▸ **STATED GOAL**
Find each line containing the string "Sprachwechsel". Copy it.

▸ **MATERIAL FOR THIS EXERCISE**
%%
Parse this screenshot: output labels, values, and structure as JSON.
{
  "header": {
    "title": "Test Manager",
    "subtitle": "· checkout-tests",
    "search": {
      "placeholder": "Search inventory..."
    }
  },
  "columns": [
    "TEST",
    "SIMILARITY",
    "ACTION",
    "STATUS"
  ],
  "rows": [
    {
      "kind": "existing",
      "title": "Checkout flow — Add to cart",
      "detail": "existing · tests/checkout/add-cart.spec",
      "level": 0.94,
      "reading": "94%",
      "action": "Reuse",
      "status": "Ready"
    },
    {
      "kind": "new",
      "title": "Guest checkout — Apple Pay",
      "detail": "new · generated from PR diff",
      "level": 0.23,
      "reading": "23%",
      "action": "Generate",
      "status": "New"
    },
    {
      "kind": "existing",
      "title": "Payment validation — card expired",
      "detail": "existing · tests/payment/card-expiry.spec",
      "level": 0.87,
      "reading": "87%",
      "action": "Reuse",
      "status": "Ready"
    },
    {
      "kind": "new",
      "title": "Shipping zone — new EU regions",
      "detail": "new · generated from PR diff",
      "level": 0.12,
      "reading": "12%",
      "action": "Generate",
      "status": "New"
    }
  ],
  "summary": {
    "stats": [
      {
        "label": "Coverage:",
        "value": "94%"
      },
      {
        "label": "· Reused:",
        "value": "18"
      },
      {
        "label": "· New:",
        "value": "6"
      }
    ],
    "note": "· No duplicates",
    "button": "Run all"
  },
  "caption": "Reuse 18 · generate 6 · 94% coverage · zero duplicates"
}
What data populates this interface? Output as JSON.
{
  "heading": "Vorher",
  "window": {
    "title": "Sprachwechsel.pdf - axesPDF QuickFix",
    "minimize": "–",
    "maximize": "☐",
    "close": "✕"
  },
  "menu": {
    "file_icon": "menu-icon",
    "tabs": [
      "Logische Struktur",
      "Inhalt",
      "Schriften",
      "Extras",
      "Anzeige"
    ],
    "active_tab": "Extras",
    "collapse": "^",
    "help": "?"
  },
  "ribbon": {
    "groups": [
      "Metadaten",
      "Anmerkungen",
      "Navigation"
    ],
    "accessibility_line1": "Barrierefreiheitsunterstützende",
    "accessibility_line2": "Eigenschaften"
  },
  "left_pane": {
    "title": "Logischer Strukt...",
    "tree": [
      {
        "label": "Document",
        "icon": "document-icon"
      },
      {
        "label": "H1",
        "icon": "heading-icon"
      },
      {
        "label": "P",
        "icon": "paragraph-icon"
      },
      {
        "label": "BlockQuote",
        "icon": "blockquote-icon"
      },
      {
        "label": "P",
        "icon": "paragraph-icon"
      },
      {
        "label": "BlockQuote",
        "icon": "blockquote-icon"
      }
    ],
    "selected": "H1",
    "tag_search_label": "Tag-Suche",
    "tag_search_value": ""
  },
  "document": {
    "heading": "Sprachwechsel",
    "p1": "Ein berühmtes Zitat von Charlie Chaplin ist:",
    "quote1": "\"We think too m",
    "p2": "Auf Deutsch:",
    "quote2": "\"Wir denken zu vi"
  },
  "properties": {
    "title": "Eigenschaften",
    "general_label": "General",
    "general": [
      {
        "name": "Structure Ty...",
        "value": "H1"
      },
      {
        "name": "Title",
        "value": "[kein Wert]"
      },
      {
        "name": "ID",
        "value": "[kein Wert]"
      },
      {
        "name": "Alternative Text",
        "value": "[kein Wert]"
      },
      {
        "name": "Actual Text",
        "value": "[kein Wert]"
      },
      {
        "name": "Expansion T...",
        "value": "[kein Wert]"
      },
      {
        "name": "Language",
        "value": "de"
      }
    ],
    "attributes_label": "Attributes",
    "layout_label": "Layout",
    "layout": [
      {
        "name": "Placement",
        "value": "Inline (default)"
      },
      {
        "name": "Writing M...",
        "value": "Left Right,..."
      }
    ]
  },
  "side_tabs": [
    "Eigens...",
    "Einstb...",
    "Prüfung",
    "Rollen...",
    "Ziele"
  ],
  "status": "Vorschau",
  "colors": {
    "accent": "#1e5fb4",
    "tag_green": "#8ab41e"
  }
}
%%
▸ **SOLUTION BELOW**
    "title": "Sprachwechsel.pdf - axesPDF QuickFix",
    "heading": "Sprachwechsel",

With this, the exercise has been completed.